____ Recorded information

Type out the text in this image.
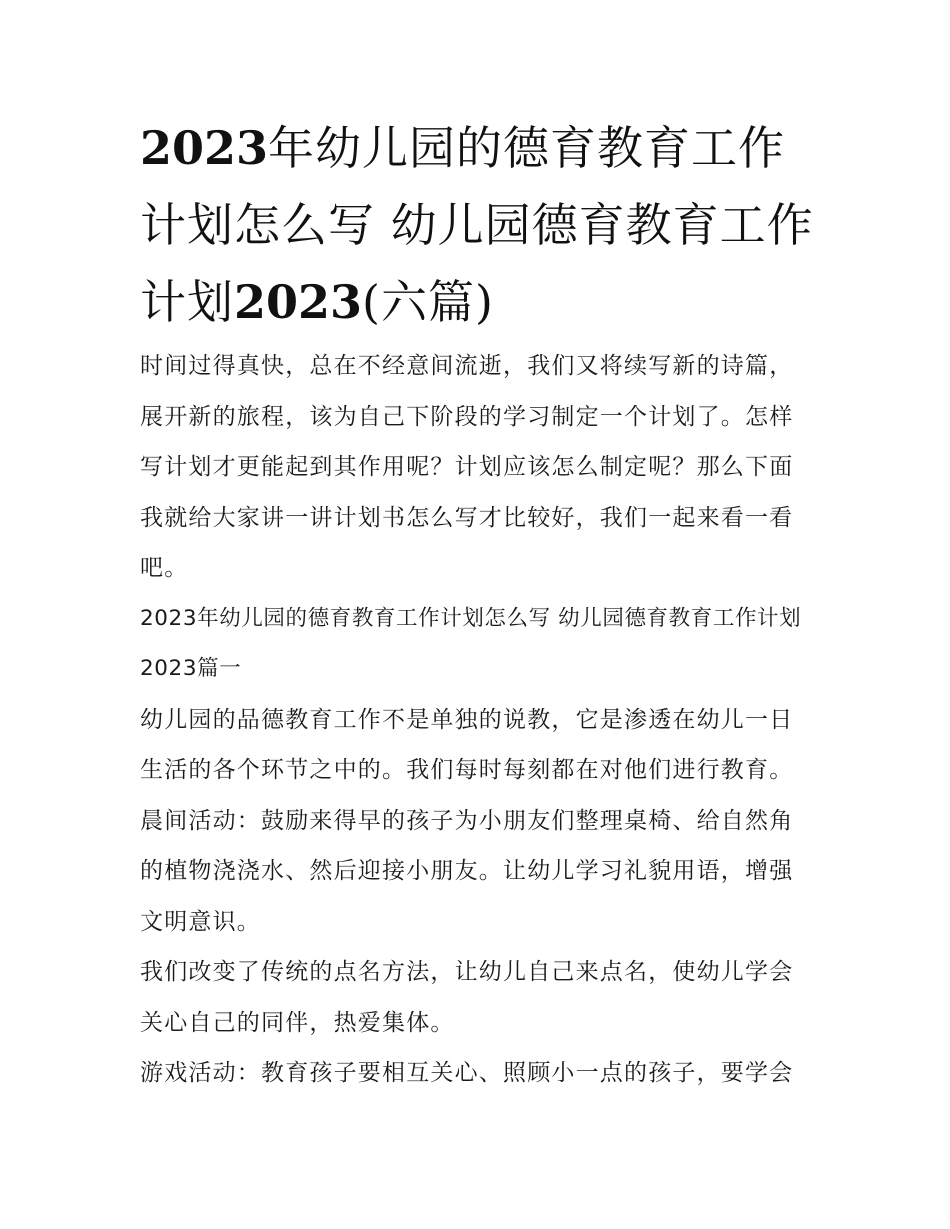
2023年幼儿园的德育教育工作计划怎么写 幼儿园德育教育工作计划2023(六篇)

时间过得真快，总在不经意间流逝，我们又将续写新的诗篇，展开新的旅程，该为自己下阶段的学习制定一个计划了。怎样写计划才更能起到其作用呢？计划应该怎么制定呢？那么下面我就给大家讲一讲计划书怎么写才比较好，我们一起来看一看吧。

2023年幼儿园的德育教育工作计划怎么写 幼儿园德育教育工作计划2023篇一

幼儿园的品德教育工作不是单独的说教，它是渗透在幼儿一日生活的各个环节之中的。我们每时每刻都在对他们进行教育。

晨间活动：鼓励来得早的孩子为小朋友们整理桌椅、给自然角的植物浇浇水、然后迎接小朋友。让幼儿学习礼貌用语，增强文明意识。

我们改变了传统的点名方法，让幼儿自己来点名，使幼儿学会关心自己的同伴，热爱集体。

游戏活动：教育孩子要相互关心、照顾小一点的孩子，要学会
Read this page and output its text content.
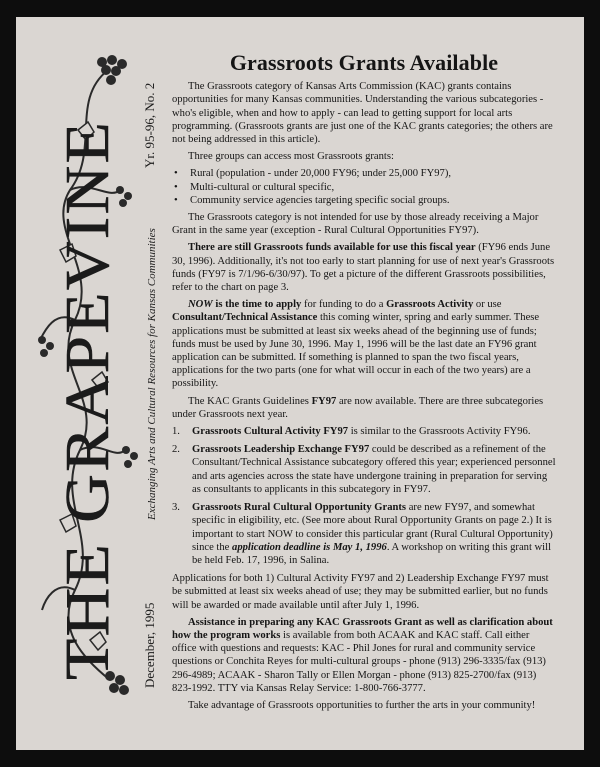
THE GRAPEVINE December, 1995
Exchanging Arts and Cultural Resources for Kansas Communities
Yr. 95-96, No. 2
Grassroots Grants Available

The Grassroots category of Kansas Arts Commission (KAC) grants contains opportunities for many Kansas communities. Understanding the various subcategories - who's eligible, when and how to apply - can lead to getting support for local arts programming. (Grassroots grants are just one of the KAC grants categories; the others are not being addressed in this article).

Three groups can access most Grassroots grants:

• Rural (population - under 20,000 FY96; under 25,000 FY97),
• Multi-cultural or cultural specific,
• Community service agencies targeting specific social groups.

The Grassroots category is not intended for use by those already receiving a Major Grant in the same year (exception - Rural Cultural Opportunities FY97).

There are still Grassroots funds available for use this fiscal year (FY96 ends June 30, 1996). Additionally, it's not too early to start planning for use of next year's Grassroots funds (FY97 is 7/1/96-6/30/97). To get a picture of the different Grassroots possibilities, refer to the chart on page 3.

NOW is the time to apply for funding to do a Grassroots Activity or use Consultant/Technical Assistance this coming winter, spring and early summer. These applications must be submitted at least six weeks ahead of the beginning use of funds; funds must be used by June 30, 1996. May 1, 1996 will be the last date an FY96 grant application can be submitted. If something is planned to span the two fiscal years, applications for the two parts (one for what will occur in each of the two years) are a possibility.

The KAC Grants Guidelines FY97 are now available. There are three subcategories under Grassroots next year.

1.	Grassroots Cultural Activity FY97 is similar to the Grassroots Activity FY96.
2.	Grassroots Leadership Exchange FY97 could be described as a refinement of the Consultant/Technical Assistance subcategory offered this year; experienced personnel and arts agencies across the state have undergone training in preparation for serving as consultants to applicants in this subcategory in FY97.
3.	Grassroots Rural Cultural Opportunity Grants are new FY97, and somewhat specific in eligibility, etc. (See more about Rural Opportunity Grants on page 2.) It is important to start NOW to consider this particular grant (Rural Cultural Opportunity) since the application deadline is May 1, 1996. A workshop on writing this grant will be held Feb. 17, 1996, in Salina.

Applications for both 1) Cultural Activity FY97 and 2) Leadership Exchange FY97 must be submitted at least six weeks ahead of use; they may be submitted earlier, but no funds will be awarded or made available until after July 1, 1996.

Assistance in preparing any KAC Grassroots Grant as well as clarification about how the program works is available from both ACAAK and KAC staff. Call either office with questions and requests: KAC - Phil Jones for rural and community service questions or Conchita Reyes for multi-cultural groups - phone (913) 296-3335/fax (913) 296-4989; ACAAK - Sharon Tally or Ellen Morgan - phone (913) 825-2700/fax (913) 823-1992. TTY via Kansas Relay Service: 1-800-766-3777.

Take advantage of Grassroots opportunities to further the arts in your community!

________

• Instructions to follow:
Pictures in the records above are left out; print everything else exactly as written.

• Answer to the exercise:
Type out the text in this image.
2023年幼儿园的德育教育工作计划怎么写 幼儿园德育教育工作计划2023(六篇)

时间过得真快，总在不经意间流逝，我们又将续写新的诗篇，展开新的旅程，该为自己下阶段的学习制定一个计划了。怎样写计划才更能起到其作用呢？计划应该怎么制定呢？那么下面我就给大家讲一讲计划书怎么写才比较好，我们一起来看一看吧。

2023年幼儿园的德育教育工作计划怎么写 幼儿园德育教育工作计划2023篇一

幼儿园的品德教育工作不是单独的说教，它是渗透在幼儿一日生活的各个环节之中的。我们每时每刻都在对他们进行教育。

晨间活动：鼓励来得早的孩子为小朋友们整理桌椅、给自然角的植物浇浇水、然后迎接小朋友。让幼儿学习礼貌用语，增强文明意识。

我们改变了传统的点名方法，让幼儿自己来点名，使幼儿学会关心自己的同伴，热爱集体。

游戏活动：教育孩子要相互关心、照顾小一点的孩子，要学会
Read this page and output its text content.
THE GRAPEVINE December, 1995
Exchanging Arts and Cultural Resources for Kansas Communities
Yr. 95-96, No. 2
Grassroots Grants Available

The Grassroots category of Kansas Arts Commission (KAC) grants contains opportunities for many Kansas communities. Understanding the various subcategories - who's eligible, when and how to apply - can lead to getting support for local arts programming. (Grassroots grants are just one of the KAC grants categories; the others are not being addressed in this article).

Three groups can access most Grassroots grants:

• Rural (population - under 20,000 FY96; under 25,000 FY97),
• Multi-cultural or cultural specific,
• Community service agencies targeting specific social groups.

The Grassroots category is not intended for use by those already receiving a Major Grant in the same year (exception - Rural Cultural Opportunities FY97).

There are still Grassroots funds available for use this fiscal year (FY96 ends June 30, 1996). Additionally, it's not too early to start planning for use of next year's Grassroots funds (FY97 is 7/1/96-6/30/97). To get a picture of the different Grassroots possibilities, refer to the chart on page 3.

NOW is the time to apply for funding to do a Grassroots Activity or use Consultant/Technical Assistance this coming winter, spring and early summer. These applications must be submitted at least six weeks ahead of the beginning use of funds; funds must be used by June 30, 1996. May 1, 1996 will be the last date an FY96 grant application can be submitted. If something is planned to span the two fiscal years, applications for the two parts (one for what will occur in each of the two years) are a possibility.

The KAC Grants Guidelines FY97 are now available. There are three subcategories under Grassroots next year.

1.	Grassroots Cultural Activity FY97 is similar to the Grassroots Activity FY96.
2.	Grassroots Leadership Exchange FY97 could be described as a refinement of the Consultant/Technical Assistance subcategory offered this year; experienced personnel and arts agencies across the state have undergone training in preparation for serving as consultants to applicants in this subcategory in FY97.
3.	Grassroots Rural Cultural Opportunity Grants are new FY97, and somewhat specific in eligibility, etc. (See more about Rural Opportunity Grants on page 2.) It is important to start NOW to consider this particular grant (Rural Cultural Opportunity) since the application deadline is May 1, 1996. A workshop on writing this grant will be held Feb. 17, 1996, in Salina.

Applications for both 1) Cultural Activity FY97 and 2) Leadership Exchange FY97 must be submitted at least six weeks ahead of use; they may be submitted earlier, but no funds will be awarded or made available until after July 1, 1996.

Assistance in preparing any KAC Grassroots Grant as well as clarification about how the program works is available from both ACAAK and KAC staff. Call either office with questions and requests: KAC - Phil Jones for rural and community service questions or Conchita Reyes for multi-cultural groups - phone (913) 296-3335/fax (913) 296-4989; ACAAK - Sharon Tally or Ellen Morgan - phone (913) 825-2700/fax (913) 823-1992. TTY via Kansas Relay Service: 1-800-766-3777.

Take advantage of Grassroots opportunities to further the arts in your community!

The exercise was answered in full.